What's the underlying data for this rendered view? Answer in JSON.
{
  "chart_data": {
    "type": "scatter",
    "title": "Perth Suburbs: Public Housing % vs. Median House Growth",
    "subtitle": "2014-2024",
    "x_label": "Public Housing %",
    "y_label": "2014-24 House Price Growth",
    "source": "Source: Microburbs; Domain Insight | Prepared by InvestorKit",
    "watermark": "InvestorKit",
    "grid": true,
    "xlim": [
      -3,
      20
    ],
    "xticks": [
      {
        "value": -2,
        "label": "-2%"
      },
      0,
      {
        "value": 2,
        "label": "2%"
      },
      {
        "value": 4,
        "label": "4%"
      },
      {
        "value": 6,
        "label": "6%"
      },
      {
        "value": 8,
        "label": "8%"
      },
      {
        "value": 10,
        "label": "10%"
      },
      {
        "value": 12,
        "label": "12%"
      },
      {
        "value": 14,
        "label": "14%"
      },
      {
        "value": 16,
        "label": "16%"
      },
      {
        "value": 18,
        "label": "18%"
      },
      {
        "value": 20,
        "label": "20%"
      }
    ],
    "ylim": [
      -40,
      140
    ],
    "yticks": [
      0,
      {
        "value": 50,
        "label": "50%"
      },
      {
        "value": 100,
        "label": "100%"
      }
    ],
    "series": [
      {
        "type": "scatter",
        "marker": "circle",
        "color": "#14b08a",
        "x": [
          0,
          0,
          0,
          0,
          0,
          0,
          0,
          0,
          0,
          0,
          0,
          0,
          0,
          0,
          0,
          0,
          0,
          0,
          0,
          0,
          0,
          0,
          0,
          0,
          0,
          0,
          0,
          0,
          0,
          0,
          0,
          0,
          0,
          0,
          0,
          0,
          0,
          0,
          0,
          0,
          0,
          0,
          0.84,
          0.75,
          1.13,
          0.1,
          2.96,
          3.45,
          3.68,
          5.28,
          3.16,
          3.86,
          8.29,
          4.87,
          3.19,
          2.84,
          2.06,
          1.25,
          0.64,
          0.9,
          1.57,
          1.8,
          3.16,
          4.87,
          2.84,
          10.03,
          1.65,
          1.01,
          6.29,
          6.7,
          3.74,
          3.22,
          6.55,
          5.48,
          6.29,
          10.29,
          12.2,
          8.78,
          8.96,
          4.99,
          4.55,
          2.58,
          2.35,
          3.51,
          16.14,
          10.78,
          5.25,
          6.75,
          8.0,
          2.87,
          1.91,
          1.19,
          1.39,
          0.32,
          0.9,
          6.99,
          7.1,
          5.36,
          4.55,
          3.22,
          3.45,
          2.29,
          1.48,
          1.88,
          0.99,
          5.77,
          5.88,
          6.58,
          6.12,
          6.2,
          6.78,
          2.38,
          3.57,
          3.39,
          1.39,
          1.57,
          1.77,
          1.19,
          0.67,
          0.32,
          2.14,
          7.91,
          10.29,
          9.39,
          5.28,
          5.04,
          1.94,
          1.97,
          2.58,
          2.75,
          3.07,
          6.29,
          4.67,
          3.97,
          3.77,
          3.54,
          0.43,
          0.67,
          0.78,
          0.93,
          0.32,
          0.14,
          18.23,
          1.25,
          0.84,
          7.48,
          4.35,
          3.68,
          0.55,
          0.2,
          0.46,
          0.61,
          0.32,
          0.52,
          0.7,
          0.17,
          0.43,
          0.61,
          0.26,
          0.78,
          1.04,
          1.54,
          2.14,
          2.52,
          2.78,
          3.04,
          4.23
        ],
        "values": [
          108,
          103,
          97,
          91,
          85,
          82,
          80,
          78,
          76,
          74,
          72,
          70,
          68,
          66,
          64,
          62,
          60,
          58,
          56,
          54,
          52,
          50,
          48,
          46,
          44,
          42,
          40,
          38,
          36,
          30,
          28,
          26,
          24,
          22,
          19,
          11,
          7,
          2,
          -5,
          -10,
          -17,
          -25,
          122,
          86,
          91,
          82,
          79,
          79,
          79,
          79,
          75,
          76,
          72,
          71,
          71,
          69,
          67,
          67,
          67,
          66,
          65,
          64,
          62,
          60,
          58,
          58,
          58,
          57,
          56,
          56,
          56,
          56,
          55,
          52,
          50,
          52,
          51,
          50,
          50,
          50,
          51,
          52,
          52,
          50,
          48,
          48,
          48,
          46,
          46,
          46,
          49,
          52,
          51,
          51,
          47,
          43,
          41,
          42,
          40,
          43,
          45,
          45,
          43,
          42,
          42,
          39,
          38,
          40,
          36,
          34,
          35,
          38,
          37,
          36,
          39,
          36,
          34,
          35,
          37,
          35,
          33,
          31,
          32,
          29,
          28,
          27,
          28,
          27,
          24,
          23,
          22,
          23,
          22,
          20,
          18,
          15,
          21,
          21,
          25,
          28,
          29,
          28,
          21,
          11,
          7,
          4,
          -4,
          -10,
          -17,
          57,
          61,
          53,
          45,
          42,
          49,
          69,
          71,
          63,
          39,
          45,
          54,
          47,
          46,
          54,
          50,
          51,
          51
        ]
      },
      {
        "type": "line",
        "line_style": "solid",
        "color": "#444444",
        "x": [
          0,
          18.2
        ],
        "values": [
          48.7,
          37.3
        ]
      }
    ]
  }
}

○ ○ ○ ○ ○ ○ ○

• Your instructions
Your task is to print the whole listing again exactly.

• Answer to the task
What's the underlying data for this rendered view? Answer in JSON.
{
  "chart_data": {
    "type": "scatter",
    "title": "Perth Suburbs: Public Housing % vs. Median House Growth",
    "subtitle": "2014-2024",
    "x_label": "Public Housing %",
    "y_label": "2014-24 House Price Growth",
    "source": "Source: Microburbs; Domain Insight | Prepared by InvestorKit",
    "watermark": "InvestorKit",
    "grid": true,
    "xlim": [
      -3,
      20
    ],
    "xticks": [
      {
        "value": -2,
        "label": "-2%"
      },
      0,
      {
        "value": 2,
        "label": "2%"
      },
      {
        "value": 4,
        "label": "4%"
      },
      {
        "value": 6,
        "label": "6%"
      },
      {
        "value": 8,
        "label": "8%"
      },
      {
        "value": 10,
        "label": "10%"
      },
      {
        "value": 12,
        "label": "12%"
      },
      {
        "value": 14,
        "label": "14%"
      },
      {
        "value": 16,
        "label": "16%"
      },
      {
        "value": 18,
        "label": "18%"
      },
      {
        "value": 20,
        "label": "20%"
      }
    ],
    "ylim": [
      -40,
      140
    ],
    "yticks": [
      0,
      {
        "value": 50,
        "label": "50%"
      },
      {
        "value": 100,
        "label": "100%"
      }
    ],
    "series": [
      {
        "type": "scatter",
        "marker": "circle",
        "color": "#14b08a",
        "x": [
          0,
          0,
          0,
          0,
          0,
          0,
          0,
          0,
          0,
          0,
          0,
          0,
          0,
          0,
          0,
          0,
          0,
          0,
          0,
          0,
          0,
          0,
          0,
          0,
          0,
          0,
          0,
          0,
          0,
          0,
          0,
          0,
          0,
          0,
          0,
          0,
          0,
          0,
          0,
          0,
          0,
          0,
          0.84,
          0.75,
          1.13,
          0.1,
          2.96,
          3.45,
          3.68,
          5.28,
          3.16,
          3.86,
          8.29,
          4.87,
          3.19,
          2.84,
          2.06,
          1.25,
          0.64,
          0.9,
          1.57,
          1.8,
          3.16,
          4.87,
          2.84,
          10.03,
          1.65,
          1.01,
          6.29,
          6.7,
          3.74,
          3.22,
          6.55,
          5.48,
          6.29,
          10.29,
          12.2,
          8.78,
          8.96,
          4.99,
          4.55,
          2.58,
          2.35,
          3.51,
          16.14,
          10.78,
          5.25,
          6.75,
          8.0,
          2.87,
          1.91,
          1.19,
          1.39,
          0.32,
          0.9,
          6.99,
          7.1,
          5.36,
          4.55,
          3.22,
          3.45,
          2.29,
          1.48,
          1.88,
          0.99,
          5.77,
          5.88,
          6.58,
          6.12,
          6.2,
          6.78,
          2.38,
          3.57,
          3.39,
          1.39,
          1.57,
          1.77,
          1.19,
          0.67,
          0.32,
          2.14,
          7.91,
          10.29,
          9.39,
          5.28,
          5.04,
          1.94,
          1.97,
          2.58,
          2.75,
          3.07,
          6.29,
          4.67,
          3.97,
          3.77,
          3.54,
          0.43,
          0.67,
          0.78,
          0.93,
          0.32,
          0.14,
          18.23,
          1.25,
          0.84,
          7.48,
          4.35,
          3.68,
          0.55,
          0.2,
          0.46,
          0.61,
          0.32,
          0.52,
          0.7,
          0.17,
          0.43,
          0.61,
          0.26,
          0.78,
          1.04,
          1.54,
          2.14,
          2.52,
          2.78,
          3.04,
          4.23
        ],
        "values": [
          108,
          103,
          97,
          91,
          85,
          82,
          80,
          78,
          76,
          74,
          72,
          70,
          68,
          66,
          64,
          62,
          60,
          58,
          56,
          54,
          52,
          50,
          48,
          46,
          44,
          42,
          40,
          38,
          36,
          30,
          28,
          26,
          24,
          22,
          19,
          11,
          7,
          2,
          -5,
          -10,
          -17,
          -25,
          122,
          86,
          91,
          82,
          79,
          79,
          79,
          79,
          75,
          76,
          72,
          71,
          71,
          69,
          67,
          67,
          67,
          66,
          65,
          64,
          62,
          60,
          58,
          58,
          58,
          57,
          56,
          56,
          56,
          56,
          55,
          52,
          50,
          52,
          51,
          50,
          50,
          50,
          51,
          52,
          52,
          50,
          48,
          48,
          48,
          46,
          46,
          46,
          49,
          52,
          51,
          51,
          47,
          43,
          41,
          42,
          40,
          43,
          45,
          45,
          43,
          42,
          42,
          39,
          38,
          40,
          36,
          34,
          35,
          38,
          37,
          36,
          39,
          36,
          34,
          35,
          37,
          35,
          33,
          31,
          32,
          29,
          28,
          27,
          28,
          27,
          24,
          23,
          22,
          23,
          22,
          20,
          18,
          15,
          21,
          21,
          25,
          28,
          29,
          28,
          21,
          11,
          7,
          4,
          -4,
          -10,
          -17,
          57,
          61,
          53,
          45,
          42,
          49,
          69,
          71,
          63,
          39,
          45,
          54,
          47,
          46,
          54,
          50,
          51,
          51
        ]
      },
      {
        "type": "line",
        "line_style": "solid",
        "color": "#444444",
        "x": [
          0,
          18.2
        ],
        "values": [
          48.7,
          37.3
        ]
      }
    ]
  }
}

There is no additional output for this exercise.